Set down the records once more, please, exactly and with the pictures left out.

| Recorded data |

• • • • • • •

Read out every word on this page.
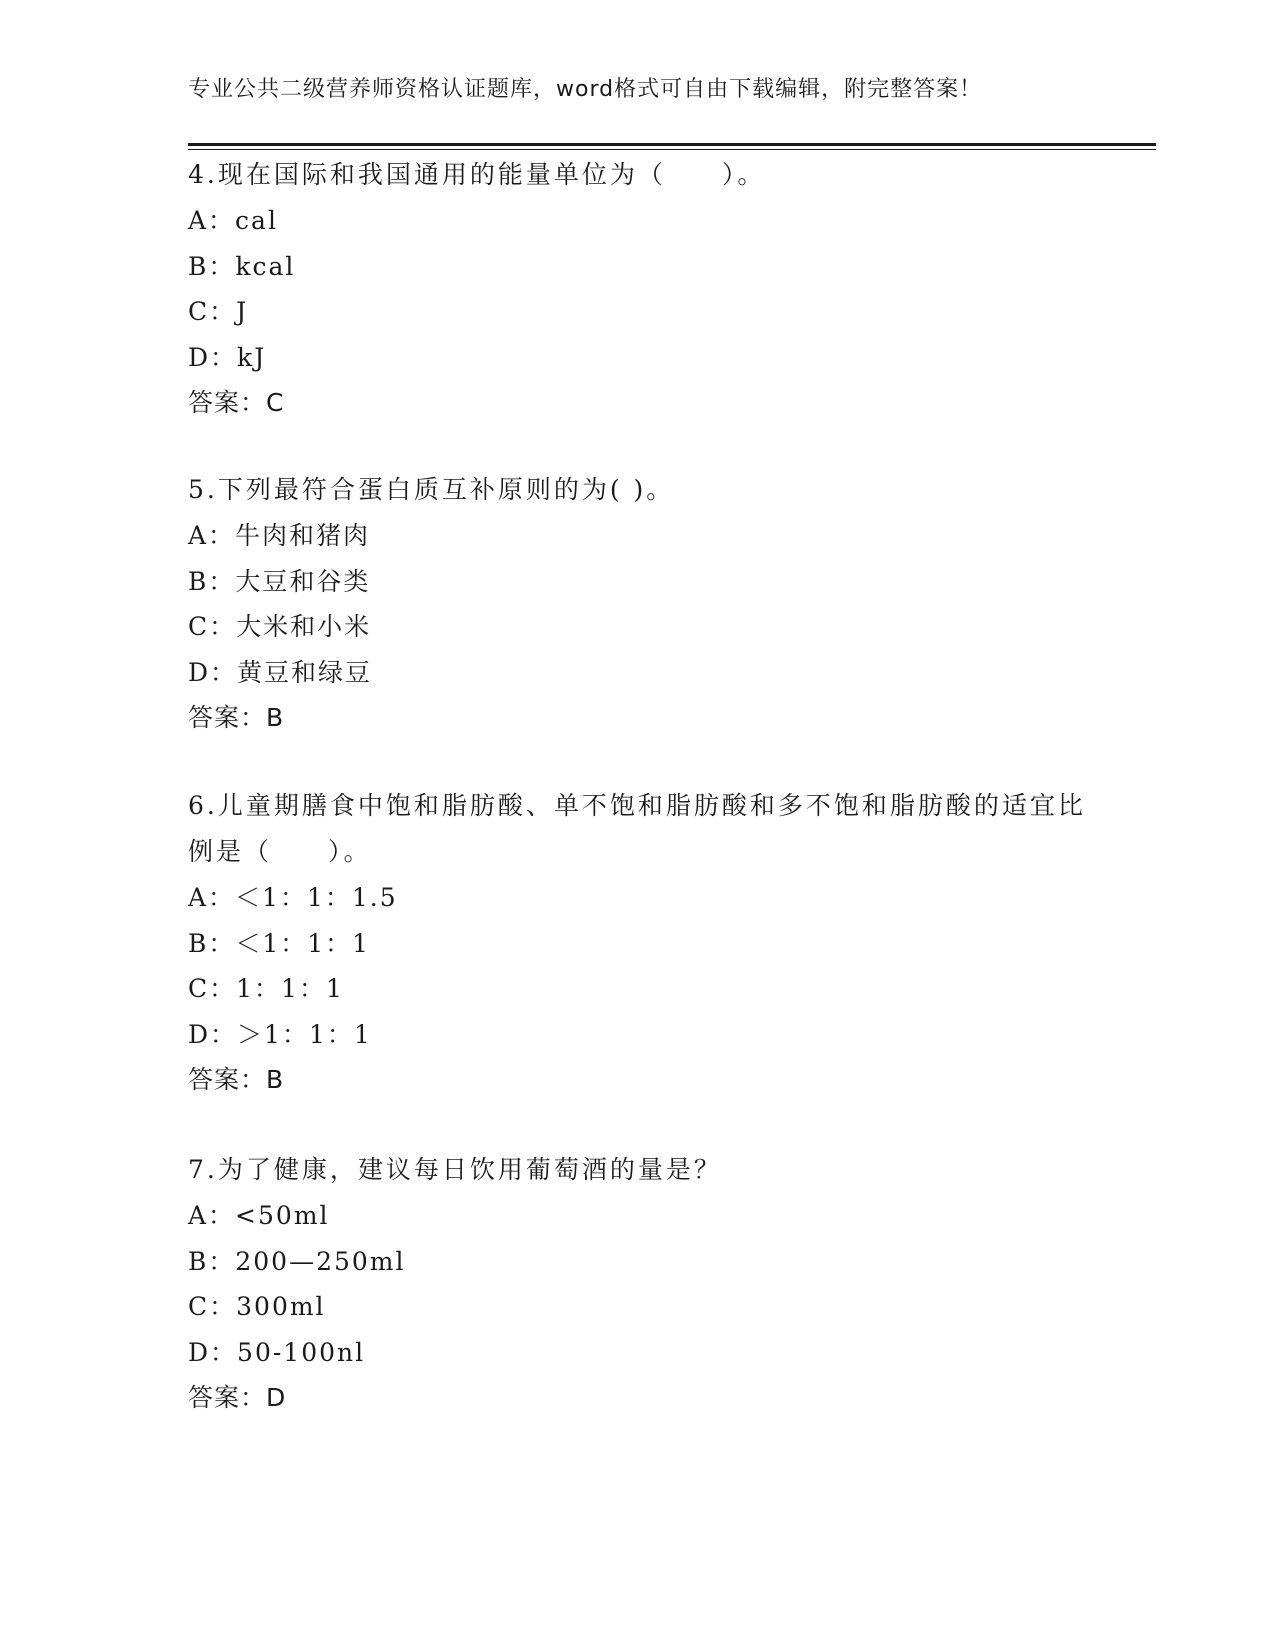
专业公共二级营养师资格认证题库，word格式可自由下载编辑，附完整答案！

4.现在国际和我国通用的能量单位为（　　）。

A：cal

B：kcal

C：J

D：kJ

答案：C

5.下列最符合蛋白质互补原则的为( )。

A：牛肉和猪肉

B：大豆和谷类

C：大米和小米

D：黄豆和绿豆

答案：B

6.儿童期膳食中饱和脂肪酸、单不饱和脂肪酸和多不饱和脂肪酸的适宜比例是（　　）。

A：＜1：1：1.5

B：＜1：1：1

C：1：1：1

D：＞1：1：1

答案：B

7.为了健康，建议每日饮用葡萄酒的量是？

A：<50ml

B：200—250ml

C：300ml

D：50-100nl

答案：D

• • • • • • •

| Correct result |
Read out every word on this page.
专业公共二级营养师资格认证题库，word格式可自由下载编辑，附完整答案！

4.现在国际和我国通用的能量单位为（　　）。

A：cal

B：kcal

C：J

D：kJ

答案：C

5.下列最符合蛋白质互补原则的为( )。

A：牛肉和猪肉

B：大豆和谷类

C：大米和小米

D：黄豆和绿豆

答案：B

6.儿童期膳食中饱和脂肪酸、单不饱和脂肪酸和多不饱和脂肪酸的适宜比例是（　　）。

A：＜1：1：1.5

B：＜1：1：1

C：1：1：1

D：＞1：1：1

答案：B

7.为了健康，建议每日饮用葡萄酒的量是？

A：<50ml

B：200—250ml

C：300ml

D：50-100nl

答案：D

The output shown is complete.